**TASK INSTRUCTIONS**
Your task is to repeat the listing exactly.

## Begin

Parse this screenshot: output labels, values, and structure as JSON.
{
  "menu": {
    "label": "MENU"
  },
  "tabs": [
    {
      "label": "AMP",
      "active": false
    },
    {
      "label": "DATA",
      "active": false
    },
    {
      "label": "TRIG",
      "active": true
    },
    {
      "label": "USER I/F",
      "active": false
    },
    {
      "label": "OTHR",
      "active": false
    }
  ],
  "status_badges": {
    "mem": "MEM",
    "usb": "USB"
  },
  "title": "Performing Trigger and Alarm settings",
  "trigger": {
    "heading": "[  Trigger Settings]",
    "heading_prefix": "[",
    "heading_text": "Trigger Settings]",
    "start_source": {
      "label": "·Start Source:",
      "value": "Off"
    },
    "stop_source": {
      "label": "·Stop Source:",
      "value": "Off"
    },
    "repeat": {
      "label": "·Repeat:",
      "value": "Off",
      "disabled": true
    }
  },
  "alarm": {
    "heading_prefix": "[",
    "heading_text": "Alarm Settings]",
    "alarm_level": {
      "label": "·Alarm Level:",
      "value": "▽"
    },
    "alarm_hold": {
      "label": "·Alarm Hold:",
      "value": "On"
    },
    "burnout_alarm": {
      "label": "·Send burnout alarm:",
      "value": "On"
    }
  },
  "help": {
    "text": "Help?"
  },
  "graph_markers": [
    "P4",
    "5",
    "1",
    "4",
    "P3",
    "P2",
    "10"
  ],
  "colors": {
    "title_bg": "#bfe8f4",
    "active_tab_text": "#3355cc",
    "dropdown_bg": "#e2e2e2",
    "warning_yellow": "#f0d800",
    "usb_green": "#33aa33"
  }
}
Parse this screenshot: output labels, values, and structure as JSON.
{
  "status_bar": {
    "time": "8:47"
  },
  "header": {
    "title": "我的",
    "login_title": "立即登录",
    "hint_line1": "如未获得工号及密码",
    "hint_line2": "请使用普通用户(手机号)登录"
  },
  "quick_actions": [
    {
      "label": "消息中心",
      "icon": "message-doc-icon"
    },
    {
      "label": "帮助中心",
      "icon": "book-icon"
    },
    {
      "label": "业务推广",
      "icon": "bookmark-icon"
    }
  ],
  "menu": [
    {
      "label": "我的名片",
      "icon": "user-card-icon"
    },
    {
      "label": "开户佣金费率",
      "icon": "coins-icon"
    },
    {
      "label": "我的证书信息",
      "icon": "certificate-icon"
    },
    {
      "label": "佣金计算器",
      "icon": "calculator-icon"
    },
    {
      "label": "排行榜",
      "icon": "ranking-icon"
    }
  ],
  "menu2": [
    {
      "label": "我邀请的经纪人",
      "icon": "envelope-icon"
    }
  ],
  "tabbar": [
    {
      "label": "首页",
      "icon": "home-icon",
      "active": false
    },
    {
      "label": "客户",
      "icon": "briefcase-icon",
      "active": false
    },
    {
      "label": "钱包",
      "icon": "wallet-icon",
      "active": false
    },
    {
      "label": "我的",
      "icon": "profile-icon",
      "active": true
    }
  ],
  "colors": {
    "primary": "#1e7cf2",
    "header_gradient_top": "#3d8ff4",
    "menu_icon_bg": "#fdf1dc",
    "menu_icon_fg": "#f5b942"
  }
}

## End

**THE REPLY**
Parse this screenshot: output labels, values, and structure as JSON.
{
  "menu": {
    "label": "MENU"
  },
  "tabs": [
    {
      "label": "AMP",
      "active": false
    },
    {
      "label": "DATA",
      "active": false
    },
    {
      "label": "TRIG",
      "active": true
    },
    {
      "label": "USER I/F",
      "active": false
    },
    {
      "label": "OTHR",
      "active": false
    }
  ],
  "status_badges": {
    "mem": "MEM",
    "usb": "USB"
  },
  "title": "Performing Trigger and Alarm settings",
  "trigger": {
    "heading": "[  Trigger Settings]",
    "heading_prefix": "[",
    "heading_text": "Trigger Settings]",
    "start_source": {
      "label": "·Start Source:",
      "value": "Off"
    },
    "stop_source": {
      "label": "·Stop Source:",
      "value": "Off"
    },
    "repeat": {
      "label": "·Repeat:",
      "value": "Off",
      "disabled": true
    }
  },
  "alarm": {
    "heading_prefix": "[",
    "heading_text": "Alarm Settings]",
    "alarm_level": {
      "label": "·Alarm Level:",
      "value": "▽"
    },
    "alarm_hold": {
      "label": "·Alarm Hold:",
      "value": "On"
    },
    "burnout_alarm": {
      "label": "·Send burnout alarm:",
      "value": "On"
    }
  },
  "help": {
    "text": "Help?"
  },
  "graph_markers": [
    "P4",
    "5",
    "1",
    "4",
    "P3",
    "P2",
    "10"
  ],
  "colors": {
    "title_bg": "#bfe8f4",
    "active_tab_text": "#3355cc",
    "dropdown_bg": "#e2e2e2",
    "warning_yellow": "#f0d800",
    "usb_green": "#33aa33"
  }
}
Parse this screenshot: output labels, values, and structure as JSON.
{
  "status_bar": {
    "time": "8:47"
  },
  "header": {
    "title": "我的",
    "login_title": "立即登录",
    "hint_line1": "如未获得工号及密码",
    "hint_line2": "请使用普通用户(手机号)登录"
  },
  "quick_actions": [
    {
      "label": "消息中心",
      "icon": "message-doc-icon"
    },
    {
      "label": "帮助中心",
      "icon": "book-icon"
    },
    {
      "label": "业务推广",
      "icon": "bookmark-icon"
    }
  ],
  "menu": [
    {
      "label": "我的名片",
      "icon": "user-card-icon"
    },
    {
      "label": "开户佣金费率",
      "icon": "coins-icon"
    },
    {
      "label": "我的证书信息",
      "icon": "certificate-icon"
    },
    {
      "label": "佣金计算器",
      "icon": "calculator-icon"
    },
    {
      "label": "排行榜",
      "icon": "ranking-icon"
    }
  ],
  "menu2": [
    {
      "label": "我邀请的经纪人",
      "icon": "envelope-icon"
    }
  ],
  "tabbar": [
    {
      "label": "首页",
      "icon": "home-icon",
      "active": false
    },
    {
      "label": "客户",
      "icon": "briefcase-icon",
      "active": false
    },
    {
      "label": "钱包",
      "icon": "wallet-icon",
      "active": false
    },
    {
      "label": "我的",
      "icon": "profile-icon",
      "active": true
    }
  ],
  "colors": {
    "primary": "#1e7cf2",
    "header_gradient_top": "#3d8ff4",
    "menu_icon_bg": "#fdf1dc",
    "menu_icon_fg": "#f5b942"
  }
}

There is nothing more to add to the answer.